[Extracted records]
________________
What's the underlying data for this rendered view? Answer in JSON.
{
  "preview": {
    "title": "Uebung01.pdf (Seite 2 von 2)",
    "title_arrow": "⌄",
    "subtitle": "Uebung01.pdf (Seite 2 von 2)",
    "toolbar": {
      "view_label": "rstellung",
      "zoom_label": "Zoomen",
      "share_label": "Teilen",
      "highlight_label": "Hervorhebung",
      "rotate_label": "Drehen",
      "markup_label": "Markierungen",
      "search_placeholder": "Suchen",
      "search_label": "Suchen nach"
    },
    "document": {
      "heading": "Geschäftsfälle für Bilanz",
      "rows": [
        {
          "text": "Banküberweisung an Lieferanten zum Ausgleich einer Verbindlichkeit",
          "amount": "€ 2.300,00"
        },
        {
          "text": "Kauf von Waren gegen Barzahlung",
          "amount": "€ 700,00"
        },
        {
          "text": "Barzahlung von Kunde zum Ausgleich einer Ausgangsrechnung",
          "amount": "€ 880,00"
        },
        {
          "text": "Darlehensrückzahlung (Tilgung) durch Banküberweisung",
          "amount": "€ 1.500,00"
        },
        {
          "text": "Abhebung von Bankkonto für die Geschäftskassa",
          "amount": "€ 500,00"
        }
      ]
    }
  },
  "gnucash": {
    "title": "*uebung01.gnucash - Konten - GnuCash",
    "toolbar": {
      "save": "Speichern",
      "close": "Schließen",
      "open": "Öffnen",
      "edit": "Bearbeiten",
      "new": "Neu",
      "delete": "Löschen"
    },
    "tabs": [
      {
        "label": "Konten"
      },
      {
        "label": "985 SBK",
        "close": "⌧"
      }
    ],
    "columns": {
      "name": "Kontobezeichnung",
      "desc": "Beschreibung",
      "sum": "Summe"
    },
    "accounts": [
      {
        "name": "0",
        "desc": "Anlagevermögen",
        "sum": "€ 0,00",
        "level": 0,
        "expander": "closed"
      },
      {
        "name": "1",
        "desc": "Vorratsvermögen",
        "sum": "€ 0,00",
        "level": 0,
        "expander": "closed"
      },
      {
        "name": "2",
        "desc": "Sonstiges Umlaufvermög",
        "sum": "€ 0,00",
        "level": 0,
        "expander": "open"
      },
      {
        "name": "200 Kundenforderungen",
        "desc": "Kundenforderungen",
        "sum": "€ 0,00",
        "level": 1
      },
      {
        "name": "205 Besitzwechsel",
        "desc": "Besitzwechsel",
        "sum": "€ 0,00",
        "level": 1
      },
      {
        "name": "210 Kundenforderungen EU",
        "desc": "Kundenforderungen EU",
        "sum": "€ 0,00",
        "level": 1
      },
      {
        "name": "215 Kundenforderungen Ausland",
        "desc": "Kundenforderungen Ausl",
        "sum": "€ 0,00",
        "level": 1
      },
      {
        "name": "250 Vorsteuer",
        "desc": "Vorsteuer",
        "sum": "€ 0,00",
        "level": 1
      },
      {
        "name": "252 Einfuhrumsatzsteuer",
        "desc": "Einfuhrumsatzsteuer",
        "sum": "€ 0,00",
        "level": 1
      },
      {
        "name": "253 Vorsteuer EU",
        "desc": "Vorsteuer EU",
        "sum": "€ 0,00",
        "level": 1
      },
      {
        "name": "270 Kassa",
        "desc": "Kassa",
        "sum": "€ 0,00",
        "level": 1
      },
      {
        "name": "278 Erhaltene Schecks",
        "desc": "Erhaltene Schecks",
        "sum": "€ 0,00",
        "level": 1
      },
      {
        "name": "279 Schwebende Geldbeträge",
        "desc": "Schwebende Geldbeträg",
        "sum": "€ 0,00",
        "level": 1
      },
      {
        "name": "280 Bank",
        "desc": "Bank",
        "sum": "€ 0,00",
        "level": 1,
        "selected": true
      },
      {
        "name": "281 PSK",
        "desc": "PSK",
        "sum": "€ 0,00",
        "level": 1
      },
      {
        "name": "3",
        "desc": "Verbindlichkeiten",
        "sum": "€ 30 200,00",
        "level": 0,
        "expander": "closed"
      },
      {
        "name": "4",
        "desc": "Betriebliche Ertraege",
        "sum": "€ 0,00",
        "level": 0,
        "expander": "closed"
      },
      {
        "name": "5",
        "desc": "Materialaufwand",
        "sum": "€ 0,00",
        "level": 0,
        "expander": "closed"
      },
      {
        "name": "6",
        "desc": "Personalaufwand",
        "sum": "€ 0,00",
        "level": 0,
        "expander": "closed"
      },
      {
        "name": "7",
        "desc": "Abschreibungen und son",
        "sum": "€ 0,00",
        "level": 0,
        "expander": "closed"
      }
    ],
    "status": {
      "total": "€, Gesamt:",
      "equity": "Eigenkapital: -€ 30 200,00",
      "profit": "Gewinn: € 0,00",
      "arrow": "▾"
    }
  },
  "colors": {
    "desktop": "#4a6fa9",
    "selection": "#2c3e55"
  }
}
________________
What is the number of lines in this listing that contain the word "Besitzwechsel"? Answer with that number and nothing else.

2